- [Task details]:
Work out how many lines of the data hold the string "Output", and reply with that number alone.

- [Dataset records]:
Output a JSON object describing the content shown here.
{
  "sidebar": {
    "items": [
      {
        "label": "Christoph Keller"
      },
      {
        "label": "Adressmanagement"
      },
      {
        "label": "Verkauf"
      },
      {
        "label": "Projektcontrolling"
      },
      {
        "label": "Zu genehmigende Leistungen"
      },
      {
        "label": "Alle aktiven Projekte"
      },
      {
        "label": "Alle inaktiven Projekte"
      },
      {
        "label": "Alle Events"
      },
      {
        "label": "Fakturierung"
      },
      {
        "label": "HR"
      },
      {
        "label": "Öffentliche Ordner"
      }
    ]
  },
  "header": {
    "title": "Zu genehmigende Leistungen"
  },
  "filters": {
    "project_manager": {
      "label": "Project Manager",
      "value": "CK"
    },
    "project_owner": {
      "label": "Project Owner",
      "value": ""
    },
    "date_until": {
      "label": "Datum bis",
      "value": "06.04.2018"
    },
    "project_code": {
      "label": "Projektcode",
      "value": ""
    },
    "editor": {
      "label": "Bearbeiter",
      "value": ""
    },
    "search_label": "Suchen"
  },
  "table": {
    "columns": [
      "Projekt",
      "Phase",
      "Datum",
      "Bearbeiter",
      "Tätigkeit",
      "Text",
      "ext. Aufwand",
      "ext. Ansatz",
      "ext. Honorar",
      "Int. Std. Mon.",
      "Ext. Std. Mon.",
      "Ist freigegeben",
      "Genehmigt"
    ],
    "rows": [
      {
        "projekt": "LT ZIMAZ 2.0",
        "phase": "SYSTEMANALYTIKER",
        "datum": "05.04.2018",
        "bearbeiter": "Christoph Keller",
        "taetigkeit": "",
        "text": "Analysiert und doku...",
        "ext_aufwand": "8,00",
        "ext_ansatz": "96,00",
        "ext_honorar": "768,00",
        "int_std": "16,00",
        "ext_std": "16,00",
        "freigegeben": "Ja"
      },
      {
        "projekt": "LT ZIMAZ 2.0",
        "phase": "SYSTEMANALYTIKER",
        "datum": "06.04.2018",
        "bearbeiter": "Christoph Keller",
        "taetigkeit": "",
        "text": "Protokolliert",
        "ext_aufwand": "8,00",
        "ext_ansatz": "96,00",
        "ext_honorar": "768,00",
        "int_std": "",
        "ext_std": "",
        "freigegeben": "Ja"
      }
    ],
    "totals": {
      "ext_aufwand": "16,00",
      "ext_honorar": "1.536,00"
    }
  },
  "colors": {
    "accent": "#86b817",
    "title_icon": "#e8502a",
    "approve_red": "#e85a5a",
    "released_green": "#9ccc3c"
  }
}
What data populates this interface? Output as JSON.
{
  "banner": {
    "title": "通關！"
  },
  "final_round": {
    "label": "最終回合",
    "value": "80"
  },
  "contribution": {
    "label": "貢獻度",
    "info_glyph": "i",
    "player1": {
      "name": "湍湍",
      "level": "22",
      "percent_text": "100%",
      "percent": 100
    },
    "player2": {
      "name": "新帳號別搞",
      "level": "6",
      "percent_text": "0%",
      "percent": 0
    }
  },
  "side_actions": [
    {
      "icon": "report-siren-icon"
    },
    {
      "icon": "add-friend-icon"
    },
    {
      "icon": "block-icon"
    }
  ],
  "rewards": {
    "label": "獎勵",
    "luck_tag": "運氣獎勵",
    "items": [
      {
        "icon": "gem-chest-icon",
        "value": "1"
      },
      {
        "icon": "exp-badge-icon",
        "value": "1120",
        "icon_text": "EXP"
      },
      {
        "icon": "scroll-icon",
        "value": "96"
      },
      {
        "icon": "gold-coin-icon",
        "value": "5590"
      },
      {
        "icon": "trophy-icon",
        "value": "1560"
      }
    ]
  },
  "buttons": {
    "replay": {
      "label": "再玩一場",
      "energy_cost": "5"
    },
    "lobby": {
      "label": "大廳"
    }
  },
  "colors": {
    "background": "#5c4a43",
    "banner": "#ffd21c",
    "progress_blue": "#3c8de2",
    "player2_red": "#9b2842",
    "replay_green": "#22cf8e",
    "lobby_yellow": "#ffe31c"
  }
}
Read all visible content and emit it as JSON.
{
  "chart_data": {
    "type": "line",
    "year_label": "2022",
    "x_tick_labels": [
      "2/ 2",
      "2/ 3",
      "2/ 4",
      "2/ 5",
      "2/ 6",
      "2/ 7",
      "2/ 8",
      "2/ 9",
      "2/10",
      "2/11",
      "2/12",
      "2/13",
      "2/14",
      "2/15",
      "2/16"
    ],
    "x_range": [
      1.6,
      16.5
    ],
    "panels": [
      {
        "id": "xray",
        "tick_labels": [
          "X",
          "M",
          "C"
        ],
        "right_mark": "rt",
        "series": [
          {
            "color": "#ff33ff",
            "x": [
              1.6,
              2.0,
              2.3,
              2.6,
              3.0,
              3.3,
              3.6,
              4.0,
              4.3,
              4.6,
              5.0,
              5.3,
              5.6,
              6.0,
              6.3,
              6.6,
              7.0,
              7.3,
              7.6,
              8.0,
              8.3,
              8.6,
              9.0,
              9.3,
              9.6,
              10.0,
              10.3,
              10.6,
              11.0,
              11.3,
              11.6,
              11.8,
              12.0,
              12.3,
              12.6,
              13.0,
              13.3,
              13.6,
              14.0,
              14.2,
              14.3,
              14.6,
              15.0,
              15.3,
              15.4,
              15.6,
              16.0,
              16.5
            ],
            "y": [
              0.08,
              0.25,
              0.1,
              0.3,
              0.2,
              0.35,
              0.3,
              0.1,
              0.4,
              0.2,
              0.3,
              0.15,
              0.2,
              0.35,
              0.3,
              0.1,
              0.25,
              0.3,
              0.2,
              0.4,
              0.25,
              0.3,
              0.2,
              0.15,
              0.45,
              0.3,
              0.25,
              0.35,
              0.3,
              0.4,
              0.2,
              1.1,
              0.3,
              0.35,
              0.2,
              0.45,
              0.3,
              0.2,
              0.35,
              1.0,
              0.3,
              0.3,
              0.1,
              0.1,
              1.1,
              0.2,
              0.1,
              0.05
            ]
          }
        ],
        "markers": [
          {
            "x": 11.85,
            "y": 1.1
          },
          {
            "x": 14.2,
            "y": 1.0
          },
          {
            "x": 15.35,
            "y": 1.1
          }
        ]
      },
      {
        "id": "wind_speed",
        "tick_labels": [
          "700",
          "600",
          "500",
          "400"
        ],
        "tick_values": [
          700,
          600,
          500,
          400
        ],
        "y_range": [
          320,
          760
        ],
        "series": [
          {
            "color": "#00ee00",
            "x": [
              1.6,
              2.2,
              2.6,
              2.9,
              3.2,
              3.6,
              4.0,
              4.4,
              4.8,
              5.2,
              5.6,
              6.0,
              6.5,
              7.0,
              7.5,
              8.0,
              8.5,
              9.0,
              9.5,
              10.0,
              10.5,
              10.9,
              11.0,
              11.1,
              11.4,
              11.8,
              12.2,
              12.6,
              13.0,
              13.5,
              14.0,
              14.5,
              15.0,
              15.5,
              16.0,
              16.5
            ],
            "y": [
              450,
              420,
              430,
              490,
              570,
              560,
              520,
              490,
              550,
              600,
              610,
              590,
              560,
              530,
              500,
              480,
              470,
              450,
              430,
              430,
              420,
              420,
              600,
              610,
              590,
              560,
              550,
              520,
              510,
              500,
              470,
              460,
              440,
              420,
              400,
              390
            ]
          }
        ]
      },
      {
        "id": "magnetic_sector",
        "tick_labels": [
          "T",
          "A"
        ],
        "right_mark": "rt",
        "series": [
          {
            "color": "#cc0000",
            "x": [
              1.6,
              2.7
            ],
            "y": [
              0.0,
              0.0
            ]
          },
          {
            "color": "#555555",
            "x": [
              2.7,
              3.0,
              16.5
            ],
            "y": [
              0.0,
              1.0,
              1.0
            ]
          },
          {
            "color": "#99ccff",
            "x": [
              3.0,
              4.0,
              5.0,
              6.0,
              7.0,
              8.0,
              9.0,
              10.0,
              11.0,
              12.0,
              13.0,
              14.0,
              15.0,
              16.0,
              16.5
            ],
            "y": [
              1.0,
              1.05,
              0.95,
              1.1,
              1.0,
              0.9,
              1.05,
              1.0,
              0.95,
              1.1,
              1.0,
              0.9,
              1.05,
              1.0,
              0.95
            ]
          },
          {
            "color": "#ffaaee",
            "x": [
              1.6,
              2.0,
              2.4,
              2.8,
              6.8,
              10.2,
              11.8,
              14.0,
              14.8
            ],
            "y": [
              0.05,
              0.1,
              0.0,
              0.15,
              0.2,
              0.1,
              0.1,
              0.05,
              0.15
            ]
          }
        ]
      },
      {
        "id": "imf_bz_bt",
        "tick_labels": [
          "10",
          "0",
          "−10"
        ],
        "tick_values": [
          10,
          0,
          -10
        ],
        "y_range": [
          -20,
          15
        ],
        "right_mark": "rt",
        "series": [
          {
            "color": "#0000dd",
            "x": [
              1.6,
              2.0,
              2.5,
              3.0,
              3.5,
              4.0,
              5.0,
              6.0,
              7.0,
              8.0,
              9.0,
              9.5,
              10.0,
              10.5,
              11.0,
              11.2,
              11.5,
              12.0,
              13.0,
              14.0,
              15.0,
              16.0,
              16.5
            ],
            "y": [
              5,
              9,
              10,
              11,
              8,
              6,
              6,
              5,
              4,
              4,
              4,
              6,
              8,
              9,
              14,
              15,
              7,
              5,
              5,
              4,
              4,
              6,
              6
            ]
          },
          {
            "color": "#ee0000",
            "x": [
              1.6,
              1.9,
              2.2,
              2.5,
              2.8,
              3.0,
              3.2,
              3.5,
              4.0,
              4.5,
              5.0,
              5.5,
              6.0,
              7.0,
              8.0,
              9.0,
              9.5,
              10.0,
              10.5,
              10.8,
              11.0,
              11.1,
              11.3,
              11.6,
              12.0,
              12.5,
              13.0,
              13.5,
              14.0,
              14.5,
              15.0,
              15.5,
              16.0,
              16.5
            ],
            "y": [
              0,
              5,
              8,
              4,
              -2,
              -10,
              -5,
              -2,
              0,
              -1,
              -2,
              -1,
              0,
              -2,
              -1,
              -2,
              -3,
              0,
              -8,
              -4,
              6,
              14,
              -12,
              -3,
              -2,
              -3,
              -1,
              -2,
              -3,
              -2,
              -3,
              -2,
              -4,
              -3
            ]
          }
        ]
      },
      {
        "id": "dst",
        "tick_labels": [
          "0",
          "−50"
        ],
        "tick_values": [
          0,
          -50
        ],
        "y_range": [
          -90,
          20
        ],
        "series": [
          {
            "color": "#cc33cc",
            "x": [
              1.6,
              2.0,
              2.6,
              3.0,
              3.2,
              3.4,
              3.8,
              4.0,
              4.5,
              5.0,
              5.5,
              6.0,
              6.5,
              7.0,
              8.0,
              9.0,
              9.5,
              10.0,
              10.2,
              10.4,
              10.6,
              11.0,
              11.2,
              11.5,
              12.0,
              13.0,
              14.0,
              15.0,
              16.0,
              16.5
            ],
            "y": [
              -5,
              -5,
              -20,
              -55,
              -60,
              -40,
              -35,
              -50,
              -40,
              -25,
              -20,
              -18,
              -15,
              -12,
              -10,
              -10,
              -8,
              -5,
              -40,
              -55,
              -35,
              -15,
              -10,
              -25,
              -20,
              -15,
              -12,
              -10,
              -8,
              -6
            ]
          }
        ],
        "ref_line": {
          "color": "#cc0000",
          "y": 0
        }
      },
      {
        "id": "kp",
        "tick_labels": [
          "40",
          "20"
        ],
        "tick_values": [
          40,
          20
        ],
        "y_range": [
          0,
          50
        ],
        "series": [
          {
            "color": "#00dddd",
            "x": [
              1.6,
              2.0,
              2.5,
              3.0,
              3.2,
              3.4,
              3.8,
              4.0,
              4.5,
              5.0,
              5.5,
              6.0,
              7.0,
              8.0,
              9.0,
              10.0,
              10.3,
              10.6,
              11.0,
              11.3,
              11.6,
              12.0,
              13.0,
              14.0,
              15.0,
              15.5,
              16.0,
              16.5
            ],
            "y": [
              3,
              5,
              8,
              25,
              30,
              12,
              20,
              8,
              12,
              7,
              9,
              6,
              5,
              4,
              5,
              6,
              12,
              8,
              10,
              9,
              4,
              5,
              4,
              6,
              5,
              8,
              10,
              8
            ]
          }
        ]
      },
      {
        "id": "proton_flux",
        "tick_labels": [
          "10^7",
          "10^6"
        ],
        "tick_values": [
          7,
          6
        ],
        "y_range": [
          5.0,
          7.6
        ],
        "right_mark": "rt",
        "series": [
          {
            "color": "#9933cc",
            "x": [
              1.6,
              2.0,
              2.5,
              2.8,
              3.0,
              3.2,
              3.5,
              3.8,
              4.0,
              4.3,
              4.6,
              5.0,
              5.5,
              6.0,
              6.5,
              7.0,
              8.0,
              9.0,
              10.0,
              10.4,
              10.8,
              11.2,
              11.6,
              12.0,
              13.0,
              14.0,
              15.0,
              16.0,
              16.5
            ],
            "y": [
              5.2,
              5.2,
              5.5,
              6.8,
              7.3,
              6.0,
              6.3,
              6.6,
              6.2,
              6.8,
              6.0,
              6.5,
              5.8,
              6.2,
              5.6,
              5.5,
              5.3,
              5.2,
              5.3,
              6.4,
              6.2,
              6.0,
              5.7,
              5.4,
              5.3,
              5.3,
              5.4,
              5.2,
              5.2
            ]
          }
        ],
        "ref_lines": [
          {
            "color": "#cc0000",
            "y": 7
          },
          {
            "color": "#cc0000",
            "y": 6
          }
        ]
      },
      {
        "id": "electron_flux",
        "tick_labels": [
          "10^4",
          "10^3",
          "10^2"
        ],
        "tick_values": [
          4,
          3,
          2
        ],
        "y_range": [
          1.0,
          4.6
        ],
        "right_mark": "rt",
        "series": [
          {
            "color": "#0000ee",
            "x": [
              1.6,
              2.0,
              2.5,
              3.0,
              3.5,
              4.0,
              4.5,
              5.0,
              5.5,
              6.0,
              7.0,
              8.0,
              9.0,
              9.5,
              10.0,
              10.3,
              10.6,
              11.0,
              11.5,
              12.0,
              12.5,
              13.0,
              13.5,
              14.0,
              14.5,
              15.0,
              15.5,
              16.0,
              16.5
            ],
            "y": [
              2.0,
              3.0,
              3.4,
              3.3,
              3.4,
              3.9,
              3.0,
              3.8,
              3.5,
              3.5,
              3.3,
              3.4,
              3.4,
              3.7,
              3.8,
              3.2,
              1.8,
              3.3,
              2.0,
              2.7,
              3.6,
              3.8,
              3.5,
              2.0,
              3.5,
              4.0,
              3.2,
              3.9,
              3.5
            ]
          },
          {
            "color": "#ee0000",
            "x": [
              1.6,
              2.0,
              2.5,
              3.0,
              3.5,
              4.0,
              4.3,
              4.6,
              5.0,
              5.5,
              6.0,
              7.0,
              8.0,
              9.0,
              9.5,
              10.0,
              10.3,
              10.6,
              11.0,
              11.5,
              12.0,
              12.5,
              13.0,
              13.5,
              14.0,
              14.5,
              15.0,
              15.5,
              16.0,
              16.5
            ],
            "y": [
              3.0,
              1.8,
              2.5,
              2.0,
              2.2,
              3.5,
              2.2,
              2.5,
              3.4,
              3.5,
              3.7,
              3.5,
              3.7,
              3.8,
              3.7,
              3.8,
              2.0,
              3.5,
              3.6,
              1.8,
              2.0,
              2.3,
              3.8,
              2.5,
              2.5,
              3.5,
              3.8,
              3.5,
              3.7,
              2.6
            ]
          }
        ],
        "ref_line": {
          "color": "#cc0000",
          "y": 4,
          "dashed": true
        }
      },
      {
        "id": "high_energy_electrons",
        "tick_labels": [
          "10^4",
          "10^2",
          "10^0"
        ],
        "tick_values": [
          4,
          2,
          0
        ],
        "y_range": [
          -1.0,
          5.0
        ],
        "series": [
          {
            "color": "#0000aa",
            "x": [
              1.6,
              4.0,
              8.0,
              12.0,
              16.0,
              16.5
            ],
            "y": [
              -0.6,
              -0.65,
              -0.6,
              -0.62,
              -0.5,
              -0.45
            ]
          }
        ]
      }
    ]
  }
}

- [Worked answer]:
2